> _Records to use_
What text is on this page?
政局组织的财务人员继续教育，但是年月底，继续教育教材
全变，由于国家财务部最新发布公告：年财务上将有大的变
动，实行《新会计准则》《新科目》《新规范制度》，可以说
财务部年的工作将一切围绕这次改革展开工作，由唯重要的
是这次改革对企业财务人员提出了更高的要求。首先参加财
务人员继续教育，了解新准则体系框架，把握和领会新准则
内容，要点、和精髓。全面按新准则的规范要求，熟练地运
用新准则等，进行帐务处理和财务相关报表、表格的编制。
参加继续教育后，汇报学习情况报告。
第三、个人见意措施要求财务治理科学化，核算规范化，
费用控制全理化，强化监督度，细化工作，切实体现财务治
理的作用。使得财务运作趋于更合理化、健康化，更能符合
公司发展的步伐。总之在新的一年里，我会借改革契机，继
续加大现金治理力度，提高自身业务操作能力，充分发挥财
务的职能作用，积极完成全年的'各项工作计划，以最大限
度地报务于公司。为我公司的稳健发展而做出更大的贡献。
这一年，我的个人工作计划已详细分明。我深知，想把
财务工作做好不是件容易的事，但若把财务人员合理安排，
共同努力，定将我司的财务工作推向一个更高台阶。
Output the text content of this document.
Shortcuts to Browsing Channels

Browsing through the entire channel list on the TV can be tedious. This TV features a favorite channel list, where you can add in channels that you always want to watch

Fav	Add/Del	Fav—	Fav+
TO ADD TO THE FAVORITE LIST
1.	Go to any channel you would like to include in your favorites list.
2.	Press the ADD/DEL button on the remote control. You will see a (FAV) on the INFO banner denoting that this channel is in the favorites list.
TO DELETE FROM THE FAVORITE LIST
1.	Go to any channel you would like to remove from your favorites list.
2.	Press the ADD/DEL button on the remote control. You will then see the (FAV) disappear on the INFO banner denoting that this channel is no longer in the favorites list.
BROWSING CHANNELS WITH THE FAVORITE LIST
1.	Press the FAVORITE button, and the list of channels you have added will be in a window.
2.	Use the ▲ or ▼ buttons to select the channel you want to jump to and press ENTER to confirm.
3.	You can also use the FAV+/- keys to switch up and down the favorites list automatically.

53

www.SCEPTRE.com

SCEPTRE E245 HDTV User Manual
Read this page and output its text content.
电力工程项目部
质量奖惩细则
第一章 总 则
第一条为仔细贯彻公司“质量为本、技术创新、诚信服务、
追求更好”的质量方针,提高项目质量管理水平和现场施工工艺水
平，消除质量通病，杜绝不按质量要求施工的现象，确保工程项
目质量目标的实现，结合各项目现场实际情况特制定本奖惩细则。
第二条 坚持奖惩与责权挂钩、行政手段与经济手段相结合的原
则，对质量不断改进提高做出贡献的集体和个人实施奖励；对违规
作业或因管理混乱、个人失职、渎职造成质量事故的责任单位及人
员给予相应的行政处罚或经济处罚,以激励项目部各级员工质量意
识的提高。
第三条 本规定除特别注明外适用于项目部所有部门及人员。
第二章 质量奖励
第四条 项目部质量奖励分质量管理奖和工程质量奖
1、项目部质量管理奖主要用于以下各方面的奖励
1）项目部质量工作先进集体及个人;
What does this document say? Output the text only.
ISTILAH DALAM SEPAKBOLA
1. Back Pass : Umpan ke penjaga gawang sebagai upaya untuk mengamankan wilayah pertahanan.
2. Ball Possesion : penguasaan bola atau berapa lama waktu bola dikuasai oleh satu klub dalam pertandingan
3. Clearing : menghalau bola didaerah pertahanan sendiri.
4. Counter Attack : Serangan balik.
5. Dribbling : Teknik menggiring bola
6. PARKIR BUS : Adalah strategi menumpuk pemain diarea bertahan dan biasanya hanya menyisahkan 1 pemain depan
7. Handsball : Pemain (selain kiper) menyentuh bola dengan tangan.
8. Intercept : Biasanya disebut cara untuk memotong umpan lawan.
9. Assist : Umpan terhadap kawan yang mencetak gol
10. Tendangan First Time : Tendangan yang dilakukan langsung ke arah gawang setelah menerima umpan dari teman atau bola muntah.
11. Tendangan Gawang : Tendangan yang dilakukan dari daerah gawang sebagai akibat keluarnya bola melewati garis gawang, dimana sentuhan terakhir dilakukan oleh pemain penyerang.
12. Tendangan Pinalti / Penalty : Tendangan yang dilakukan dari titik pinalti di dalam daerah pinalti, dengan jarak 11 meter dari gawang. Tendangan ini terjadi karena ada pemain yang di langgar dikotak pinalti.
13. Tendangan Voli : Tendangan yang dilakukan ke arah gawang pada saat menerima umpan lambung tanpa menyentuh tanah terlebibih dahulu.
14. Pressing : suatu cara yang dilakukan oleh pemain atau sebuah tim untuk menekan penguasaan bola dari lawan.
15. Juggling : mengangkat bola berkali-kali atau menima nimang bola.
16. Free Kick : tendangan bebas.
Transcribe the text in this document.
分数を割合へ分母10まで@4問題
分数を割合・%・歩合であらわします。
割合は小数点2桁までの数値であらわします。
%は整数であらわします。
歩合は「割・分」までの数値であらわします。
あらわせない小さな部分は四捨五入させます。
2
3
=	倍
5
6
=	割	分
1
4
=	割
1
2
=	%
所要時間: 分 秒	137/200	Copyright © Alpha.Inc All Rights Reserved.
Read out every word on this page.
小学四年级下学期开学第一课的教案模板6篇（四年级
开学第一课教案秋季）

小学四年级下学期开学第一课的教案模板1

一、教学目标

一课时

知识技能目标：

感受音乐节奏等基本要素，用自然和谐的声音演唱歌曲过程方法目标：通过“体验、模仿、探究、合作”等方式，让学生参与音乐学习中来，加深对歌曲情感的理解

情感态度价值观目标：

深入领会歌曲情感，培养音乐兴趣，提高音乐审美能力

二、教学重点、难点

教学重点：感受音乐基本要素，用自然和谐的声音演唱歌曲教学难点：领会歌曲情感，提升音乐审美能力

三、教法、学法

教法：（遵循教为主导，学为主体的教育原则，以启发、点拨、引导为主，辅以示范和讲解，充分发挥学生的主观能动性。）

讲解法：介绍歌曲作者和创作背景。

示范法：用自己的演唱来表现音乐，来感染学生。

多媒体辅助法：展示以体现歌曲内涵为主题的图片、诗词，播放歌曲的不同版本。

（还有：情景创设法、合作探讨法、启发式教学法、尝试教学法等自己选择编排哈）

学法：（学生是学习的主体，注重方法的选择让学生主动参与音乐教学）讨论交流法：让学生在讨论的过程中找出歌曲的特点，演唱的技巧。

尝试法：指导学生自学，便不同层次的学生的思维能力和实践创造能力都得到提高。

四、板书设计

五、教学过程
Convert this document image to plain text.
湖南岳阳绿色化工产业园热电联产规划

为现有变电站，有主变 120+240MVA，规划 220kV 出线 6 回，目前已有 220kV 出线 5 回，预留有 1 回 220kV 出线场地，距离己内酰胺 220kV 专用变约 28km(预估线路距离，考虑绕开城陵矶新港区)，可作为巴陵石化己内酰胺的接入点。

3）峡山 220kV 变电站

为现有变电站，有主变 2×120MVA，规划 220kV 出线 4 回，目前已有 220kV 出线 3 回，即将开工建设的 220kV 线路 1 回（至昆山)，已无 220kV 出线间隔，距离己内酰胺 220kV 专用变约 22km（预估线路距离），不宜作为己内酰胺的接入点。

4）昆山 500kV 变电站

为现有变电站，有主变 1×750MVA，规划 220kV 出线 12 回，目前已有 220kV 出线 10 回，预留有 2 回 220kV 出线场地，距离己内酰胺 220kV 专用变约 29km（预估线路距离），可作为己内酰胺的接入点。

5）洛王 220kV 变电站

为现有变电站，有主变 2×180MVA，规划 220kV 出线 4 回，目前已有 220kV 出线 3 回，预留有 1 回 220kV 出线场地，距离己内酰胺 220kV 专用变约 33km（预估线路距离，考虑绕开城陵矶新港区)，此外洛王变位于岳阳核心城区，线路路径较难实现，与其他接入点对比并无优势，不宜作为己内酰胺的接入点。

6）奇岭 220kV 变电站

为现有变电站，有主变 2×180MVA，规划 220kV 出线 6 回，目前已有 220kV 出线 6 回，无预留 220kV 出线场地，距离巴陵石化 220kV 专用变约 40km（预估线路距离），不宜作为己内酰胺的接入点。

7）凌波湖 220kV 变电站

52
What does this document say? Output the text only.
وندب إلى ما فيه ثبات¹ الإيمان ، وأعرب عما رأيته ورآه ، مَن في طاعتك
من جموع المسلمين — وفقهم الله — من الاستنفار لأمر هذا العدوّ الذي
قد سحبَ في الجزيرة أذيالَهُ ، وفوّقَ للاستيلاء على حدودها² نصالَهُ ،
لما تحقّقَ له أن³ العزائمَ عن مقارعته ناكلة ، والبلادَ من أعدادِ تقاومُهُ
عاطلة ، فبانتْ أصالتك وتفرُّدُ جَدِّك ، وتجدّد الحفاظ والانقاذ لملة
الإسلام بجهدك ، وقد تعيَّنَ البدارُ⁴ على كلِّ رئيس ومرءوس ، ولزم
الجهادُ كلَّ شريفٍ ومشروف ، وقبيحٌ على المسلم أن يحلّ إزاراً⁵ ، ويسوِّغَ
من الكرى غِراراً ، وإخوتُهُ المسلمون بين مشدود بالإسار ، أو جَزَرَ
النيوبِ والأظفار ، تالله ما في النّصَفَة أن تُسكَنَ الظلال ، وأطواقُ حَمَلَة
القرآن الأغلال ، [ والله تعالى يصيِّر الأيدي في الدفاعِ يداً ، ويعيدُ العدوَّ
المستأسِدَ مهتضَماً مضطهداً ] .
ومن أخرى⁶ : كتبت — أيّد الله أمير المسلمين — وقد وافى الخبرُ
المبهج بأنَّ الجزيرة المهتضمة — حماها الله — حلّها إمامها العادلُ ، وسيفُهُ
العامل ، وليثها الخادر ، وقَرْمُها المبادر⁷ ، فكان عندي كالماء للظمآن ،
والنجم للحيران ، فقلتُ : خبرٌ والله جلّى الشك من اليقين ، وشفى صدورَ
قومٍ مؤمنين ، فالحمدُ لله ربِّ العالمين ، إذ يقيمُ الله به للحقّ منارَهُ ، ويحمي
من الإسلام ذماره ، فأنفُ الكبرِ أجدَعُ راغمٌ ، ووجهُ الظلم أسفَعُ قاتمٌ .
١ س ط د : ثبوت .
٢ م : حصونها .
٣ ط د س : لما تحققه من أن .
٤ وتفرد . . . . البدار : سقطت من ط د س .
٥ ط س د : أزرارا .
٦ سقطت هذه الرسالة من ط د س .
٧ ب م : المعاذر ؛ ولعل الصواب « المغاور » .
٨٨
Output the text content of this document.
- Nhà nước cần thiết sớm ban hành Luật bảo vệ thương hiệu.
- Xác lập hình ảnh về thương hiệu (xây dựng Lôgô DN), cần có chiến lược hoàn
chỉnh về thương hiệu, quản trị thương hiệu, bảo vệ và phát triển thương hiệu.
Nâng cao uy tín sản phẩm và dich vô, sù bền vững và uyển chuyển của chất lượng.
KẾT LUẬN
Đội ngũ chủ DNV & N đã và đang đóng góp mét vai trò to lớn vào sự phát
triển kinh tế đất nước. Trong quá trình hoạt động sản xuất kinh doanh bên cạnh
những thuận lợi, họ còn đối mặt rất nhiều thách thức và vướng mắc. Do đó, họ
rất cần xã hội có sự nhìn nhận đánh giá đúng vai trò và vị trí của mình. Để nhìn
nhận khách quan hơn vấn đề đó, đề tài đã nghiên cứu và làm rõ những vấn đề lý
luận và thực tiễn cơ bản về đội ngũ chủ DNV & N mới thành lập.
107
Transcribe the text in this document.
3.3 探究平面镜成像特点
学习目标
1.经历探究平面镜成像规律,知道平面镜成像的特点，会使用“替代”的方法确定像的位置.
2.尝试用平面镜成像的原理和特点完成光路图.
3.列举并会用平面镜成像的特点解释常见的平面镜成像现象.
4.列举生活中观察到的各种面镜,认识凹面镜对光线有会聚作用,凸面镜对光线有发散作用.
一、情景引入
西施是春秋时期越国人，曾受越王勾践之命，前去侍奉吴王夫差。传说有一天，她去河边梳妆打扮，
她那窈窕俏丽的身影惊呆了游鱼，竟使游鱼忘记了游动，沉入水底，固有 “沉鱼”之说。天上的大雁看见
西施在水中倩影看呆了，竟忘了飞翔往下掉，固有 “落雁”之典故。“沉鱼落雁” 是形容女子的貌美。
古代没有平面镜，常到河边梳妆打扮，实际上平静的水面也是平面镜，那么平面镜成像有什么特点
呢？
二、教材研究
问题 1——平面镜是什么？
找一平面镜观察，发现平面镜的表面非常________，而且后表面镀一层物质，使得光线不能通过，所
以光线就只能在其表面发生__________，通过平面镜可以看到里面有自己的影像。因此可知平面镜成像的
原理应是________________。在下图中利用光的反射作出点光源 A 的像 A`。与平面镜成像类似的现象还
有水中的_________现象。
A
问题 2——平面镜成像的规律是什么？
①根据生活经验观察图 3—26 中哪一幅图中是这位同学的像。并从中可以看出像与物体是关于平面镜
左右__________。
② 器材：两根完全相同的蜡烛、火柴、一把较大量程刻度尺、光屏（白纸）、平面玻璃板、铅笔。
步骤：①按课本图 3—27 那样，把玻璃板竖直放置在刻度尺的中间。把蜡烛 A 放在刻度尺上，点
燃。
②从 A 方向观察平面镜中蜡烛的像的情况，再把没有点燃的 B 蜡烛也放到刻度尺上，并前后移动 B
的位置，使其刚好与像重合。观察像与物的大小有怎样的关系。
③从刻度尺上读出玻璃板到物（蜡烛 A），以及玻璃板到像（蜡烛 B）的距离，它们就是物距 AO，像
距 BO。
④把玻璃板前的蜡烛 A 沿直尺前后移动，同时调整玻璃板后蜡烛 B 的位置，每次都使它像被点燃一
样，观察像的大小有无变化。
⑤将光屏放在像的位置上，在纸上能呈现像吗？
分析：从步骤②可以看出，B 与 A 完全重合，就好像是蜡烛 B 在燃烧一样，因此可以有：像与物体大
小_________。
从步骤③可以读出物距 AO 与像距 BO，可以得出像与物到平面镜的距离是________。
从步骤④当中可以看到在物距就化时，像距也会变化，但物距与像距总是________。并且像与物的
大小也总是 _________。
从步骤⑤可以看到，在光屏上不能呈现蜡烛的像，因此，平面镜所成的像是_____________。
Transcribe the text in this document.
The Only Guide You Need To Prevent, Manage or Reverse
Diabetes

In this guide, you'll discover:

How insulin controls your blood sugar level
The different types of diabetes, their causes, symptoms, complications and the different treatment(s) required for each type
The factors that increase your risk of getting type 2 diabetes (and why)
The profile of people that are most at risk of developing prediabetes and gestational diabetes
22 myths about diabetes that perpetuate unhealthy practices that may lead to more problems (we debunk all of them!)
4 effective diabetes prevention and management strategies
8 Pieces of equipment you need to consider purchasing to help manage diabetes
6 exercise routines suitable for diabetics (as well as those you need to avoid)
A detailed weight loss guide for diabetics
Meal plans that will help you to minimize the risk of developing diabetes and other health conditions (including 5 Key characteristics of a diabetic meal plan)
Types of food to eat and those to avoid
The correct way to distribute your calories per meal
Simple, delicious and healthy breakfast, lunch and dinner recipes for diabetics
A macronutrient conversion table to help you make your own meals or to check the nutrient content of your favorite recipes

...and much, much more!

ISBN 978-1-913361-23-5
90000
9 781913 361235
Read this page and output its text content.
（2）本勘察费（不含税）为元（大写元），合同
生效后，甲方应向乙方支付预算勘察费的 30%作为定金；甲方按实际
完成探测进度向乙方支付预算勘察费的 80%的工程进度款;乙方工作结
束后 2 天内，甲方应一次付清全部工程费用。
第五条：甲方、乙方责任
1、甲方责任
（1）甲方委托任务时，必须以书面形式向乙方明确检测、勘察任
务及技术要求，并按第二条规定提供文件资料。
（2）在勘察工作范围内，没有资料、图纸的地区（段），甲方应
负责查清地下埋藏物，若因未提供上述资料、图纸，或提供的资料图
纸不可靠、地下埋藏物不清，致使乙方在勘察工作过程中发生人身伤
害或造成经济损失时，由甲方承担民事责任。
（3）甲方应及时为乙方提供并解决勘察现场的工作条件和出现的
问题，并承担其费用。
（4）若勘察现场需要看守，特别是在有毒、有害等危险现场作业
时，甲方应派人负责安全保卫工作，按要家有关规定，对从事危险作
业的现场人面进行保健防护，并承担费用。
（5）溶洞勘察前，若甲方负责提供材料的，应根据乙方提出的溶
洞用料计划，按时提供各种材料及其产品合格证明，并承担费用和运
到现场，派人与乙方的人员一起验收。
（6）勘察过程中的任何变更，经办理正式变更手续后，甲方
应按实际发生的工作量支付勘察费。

> _Problem description_
Search the data for the word "triển" and copy each line where it appears.

> _Task answer_
chỉnh về thương hiệu, quản trị thương hiệu, bảo vệ và phát triển thương hiệu.
triển kinh tế đất nước. Trong quá trình hoạt động sản xuất kinh doanh bên cạnh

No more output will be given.